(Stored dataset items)

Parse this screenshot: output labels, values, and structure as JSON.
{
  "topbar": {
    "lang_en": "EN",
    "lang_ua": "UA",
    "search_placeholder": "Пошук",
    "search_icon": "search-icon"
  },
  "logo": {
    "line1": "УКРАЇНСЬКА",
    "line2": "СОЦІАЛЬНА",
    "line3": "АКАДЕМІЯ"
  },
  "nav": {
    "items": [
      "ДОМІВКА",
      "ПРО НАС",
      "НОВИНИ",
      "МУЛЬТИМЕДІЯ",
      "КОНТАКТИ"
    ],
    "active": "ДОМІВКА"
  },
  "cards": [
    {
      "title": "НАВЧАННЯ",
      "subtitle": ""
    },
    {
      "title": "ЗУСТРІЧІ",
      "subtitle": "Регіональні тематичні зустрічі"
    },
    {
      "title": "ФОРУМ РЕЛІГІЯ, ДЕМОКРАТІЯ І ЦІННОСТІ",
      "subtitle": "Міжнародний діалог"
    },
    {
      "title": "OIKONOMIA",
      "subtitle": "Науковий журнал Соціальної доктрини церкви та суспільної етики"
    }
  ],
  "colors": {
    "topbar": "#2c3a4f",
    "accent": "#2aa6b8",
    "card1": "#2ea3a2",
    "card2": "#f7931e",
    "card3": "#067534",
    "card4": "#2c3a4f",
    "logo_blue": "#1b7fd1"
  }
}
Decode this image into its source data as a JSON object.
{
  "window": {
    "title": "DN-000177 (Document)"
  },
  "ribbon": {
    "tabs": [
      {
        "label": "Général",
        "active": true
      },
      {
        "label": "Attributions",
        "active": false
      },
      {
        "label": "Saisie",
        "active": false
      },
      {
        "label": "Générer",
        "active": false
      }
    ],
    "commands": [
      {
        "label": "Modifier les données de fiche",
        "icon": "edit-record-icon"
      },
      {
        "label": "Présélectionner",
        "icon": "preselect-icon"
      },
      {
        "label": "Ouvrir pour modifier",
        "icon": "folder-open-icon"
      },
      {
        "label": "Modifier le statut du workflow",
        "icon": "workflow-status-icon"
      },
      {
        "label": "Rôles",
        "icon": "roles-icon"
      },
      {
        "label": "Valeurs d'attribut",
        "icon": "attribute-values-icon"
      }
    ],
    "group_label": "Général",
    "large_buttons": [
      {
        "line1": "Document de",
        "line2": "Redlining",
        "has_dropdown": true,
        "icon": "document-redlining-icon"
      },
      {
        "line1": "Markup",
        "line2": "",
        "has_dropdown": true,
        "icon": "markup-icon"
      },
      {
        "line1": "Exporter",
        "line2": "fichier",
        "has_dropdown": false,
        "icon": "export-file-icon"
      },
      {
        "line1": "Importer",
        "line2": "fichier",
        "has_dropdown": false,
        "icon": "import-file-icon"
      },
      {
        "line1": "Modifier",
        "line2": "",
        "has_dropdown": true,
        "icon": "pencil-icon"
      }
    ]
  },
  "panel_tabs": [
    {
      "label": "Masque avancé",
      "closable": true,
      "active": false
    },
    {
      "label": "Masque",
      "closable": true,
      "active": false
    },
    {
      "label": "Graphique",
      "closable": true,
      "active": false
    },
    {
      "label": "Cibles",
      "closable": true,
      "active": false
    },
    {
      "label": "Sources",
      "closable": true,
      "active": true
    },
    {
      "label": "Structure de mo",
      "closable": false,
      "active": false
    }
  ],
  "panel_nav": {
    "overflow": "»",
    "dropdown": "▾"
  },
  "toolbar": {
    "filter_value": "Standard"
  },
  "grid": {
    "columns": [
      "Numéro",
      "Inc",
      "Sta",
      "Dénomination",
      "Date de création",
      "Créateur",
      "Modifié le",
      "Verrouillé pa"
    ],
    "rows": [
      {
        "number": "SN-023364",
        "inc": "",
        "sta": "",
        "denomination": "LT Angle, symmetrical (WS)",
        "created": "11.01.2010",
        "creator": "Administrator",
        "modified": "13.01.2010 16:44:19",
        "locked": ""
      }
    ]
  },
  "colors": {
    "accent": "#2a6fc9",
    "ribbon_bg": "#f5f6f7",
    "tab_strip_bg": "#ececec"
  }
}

* * *

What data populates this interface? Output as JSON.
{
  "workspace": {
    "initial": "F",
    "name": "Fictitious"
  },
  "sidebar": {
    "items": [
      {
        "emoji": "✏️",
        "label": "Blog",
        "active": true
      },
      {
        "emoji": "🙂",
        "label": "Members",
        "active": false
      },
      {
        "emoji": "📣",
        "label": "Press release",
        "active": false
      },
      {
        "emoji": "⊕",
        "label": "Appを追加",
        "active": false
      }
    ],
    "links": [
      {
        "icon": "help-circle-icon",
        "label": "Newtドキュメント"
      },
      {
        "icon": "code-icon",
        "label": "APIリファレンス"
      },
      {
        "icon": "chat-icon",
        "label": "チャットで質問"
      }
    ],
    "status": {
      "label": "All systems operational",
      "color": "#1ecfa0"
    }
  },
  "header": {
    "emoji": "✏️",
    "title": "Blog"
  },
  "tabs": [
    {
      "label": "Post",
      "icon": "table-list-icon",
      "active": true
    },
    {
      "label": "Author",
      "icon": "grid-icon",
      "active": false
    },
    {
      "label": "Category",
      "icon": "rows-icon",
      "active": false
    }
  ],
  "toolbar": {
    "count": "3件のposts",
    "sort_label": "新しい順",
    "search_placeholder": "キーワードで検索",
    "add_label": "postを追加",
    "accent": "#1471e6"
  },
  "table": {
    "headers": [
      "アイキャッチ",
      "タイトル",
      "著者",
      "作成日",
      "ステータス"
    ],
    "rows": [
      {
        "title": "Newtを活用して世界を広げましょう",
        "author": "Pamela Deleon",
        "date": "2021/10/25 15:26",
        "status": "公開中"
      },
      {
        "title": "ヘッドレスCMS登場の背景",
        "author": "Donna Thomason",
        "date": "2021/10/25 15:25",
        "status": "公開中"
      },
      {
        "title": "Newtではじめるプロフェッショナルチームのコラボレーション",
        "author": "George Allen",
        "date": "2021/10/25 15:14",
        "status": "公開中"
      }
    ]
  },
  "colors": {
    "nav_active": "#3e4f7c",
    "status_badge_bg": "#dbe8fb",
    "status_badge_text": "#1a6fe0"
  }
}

■ **Directive**
Copy out every line of the data that includes "accent".

■ **Full response**
    "accent": "#2aa6b8",
    "accent": "#2a6fc9",
    "accent": "#1471e6"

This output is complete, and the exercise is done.